Data excerpts
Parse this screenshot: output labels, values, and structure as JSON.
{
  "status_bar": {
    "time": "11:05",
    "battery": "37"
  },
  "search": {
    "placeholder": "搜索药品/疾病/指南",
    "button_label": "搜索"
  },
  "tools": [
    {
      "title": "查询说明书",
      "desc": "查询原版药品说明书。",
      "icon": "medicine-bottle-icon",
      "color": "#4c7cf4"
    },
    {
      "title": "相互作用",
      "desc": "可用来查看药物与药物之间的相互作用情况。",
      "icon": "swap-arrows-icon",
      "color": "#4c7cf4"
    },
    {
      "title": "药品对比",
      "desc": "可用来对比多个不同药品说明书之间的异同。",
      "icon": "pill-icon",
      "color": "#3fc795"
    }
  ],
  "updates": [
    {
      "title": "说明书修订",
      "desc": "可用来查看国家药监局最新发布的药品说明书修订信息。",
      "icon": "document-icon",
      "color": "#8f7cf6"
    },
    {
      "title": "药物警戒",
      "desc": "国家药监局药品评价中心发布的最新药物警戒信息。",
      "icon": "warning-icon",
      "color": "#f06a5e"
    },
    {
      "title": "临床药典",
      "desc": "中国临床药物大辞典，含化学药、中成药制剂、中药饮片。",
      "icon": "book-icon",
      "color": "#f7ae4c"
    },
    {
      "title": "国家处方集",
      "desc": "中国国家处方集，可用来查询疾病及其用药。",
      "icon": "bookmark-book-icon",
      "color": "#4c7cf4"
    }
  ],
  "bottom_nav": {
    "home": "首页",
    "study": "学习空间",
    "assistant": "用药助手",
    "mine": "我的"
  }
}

*Given problem*. Show the lines of the material that contain the word "desc".

*Reply*.
      "desc": "查询原版药品说明书。",
      "desc": "可用来查看药物与药物之间的相互作用情况。",
      "desc": "可用来对比多个不同药品说明书之间的异同。",
      "desc": "可用来查看国家药监局最新发布的药品说明书修订信息。",
      "desc": "国家药监局药品评价中心发布的最新药物警戒信息。",
      "desc": "中国临床药物大辞典，含化学药、中成药制剂、中药饮片。",
      "desc": "中国国家处方集，可用来查询疾病及其用药。",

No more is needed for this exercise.